> _TASK OBJECTIVE_
Copy out the data below line for line, with no changes.

> _TASK INPUT_
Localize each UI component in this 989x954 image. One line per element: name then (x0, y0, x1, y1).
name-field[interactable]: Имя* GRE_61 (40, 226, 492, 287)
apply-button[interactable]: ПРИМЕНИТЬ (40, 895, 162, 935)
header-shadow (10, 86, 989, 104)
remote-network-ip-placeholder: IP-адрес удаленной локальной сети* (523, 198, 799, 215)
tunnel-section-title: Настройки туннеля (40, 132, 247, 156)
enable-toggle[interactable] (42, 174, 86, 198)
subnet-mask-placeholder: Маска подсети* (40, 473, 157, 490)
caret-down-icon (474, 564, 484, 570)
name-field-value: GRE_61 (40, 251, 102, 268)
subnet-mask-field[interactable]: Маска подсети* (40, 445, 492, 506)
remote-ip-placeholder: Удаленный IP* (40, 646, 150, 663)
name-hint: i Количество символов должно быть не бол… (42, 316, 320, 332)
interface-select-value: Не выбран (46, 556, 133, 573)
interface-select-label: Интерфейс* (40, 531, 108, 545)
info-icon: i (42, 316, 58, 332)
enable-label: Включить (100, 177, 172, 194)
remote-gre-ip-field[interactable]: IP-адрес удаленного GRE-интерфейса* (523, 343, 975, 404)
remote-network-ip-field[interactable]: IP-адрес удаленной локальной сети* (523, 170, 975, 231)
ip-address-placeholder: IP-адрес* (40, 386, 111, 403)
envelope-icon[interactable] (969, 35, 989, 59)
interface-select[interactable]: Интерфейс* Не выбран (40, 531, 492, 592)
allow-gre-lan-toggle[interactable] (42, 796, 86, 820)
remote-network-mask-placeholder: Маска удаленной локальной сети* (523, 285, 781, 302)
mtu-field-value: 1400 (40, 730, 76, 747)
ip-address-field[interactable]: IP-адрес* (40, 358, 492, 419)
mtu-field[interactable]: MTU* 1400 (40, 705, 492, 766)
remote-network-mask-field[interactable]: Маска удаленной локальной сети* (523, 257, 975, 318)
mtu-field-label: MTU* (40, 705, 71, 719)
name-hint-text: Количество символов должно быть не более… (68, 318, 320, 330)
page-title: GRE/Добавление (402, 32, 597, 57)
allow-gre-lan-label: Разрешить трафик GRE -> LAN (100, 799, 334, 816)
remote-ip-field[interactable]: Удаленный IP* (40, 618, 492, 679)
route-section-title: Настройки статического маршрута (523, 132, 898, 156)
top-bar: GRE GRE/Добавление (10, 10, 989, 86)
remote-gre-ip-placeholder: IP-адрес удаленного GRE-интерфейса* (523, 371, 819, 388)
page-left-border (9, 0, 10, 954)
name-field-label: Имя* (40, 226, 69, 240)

> _OUTPUT BELOW_
Localize each UI component in this 989x954 image. One line per element: name then (x0, y0, x1, y1).
name-field[interactable]: Имя* GRE_61 (40, 226, 492, 287)
apply-button[interactable]: ПРИМЕНИТЬ (40, 895, 162, 935)
header-shadow (10, 86, 989, 104)
remote-network-ip-placeholder: IP-адрес удаленной локальной сети* (523, 198, 799, 215)
tunnel-section-title: Настройки туннеля (40, 132, 247, 156)
enable-toggle[interactable] (42, 174, 86, 198)
subnet-mask-placeholder: Маска подсети* (40, 473, 157, 490)
caret-down-icon (474, 564, 484, 570)
name-field-value: GRE_61 (40, 251, 102, 268)
subnet-mask-field[interactable]: Маска подсети* (40, 445, 492, 506)
remote-ip-placeholder: Удаленный IP* (40, 646, 150, 663)
name-hint: i Количество символов должно быть не бол… (42, 316, 320, 332)
interface-select-value: Не выбран (46, 556, 133, 573)
interface-select-label: Интерфейс* (40, 531, 108, 545)
info-icon: i (42, 316, 58, 332)
enable-label: Включить (100, 177, 172, 194)
remote-gre-ip-field[interactable]: IP-адрес удаленного GRE-интерфейса* (523, 343, 975, 404)
remote-network-ip-field[interactable]: IP-адрес удаленной локальной сети* (523, 170, 975, 231)
ip-address-placeholder: IP-адрес* (40, 386, 111, 403)
envelope-icon[interactable] (969, 35, 989, 59)
interface-select[interactable]: Интерфейс* Не выбран (40, 531, 492, 592)
allow-gre-lan-toggle[interactable] (42, 796, 86, 820)
remote-network-mask-placeholder: Маска удаленной локальной сети* (523, 285, 781, 302)
mtu-field-value: 1400 (40, 730, 76, 747)
ip-address-field[interactable]: IP-адрес* (40, 358, 492, 419)
mtu-field[interactable]: MTU* 1400 (40, 705, 492, 766)
remote-network-mask-field[interactable]: Маска удаленной локальной сети* (523, 257, 975, 318)
mtu-field-label: MTU* (40, 705, 71, 719)
name-hint-text: Количество символов должно быть не более… (68, 318, 320, 330)
page-title: GRE/Добавление (402, 32, 597, 57)
allow-gre-lan-label: Разрешить трафик GRE -> LAN (100, 799, 334, 816)
remote-ip-field[interactable]: Удаленный IP* (40, 618, 492, 679)
route-section-title: Настройки статического маршрута (523, 132, 898, 156)
top-bar: GRE GRE/Добавление (10, 10, 989, 86)
remote-gre-ip-placeholder: IP-адрес удаленного GRE-интерфейса* (523, 371, 819, 388)
page-left-border (9, 0, 10, 954)
name-field-label: Имя* (40, 226, 69, 240)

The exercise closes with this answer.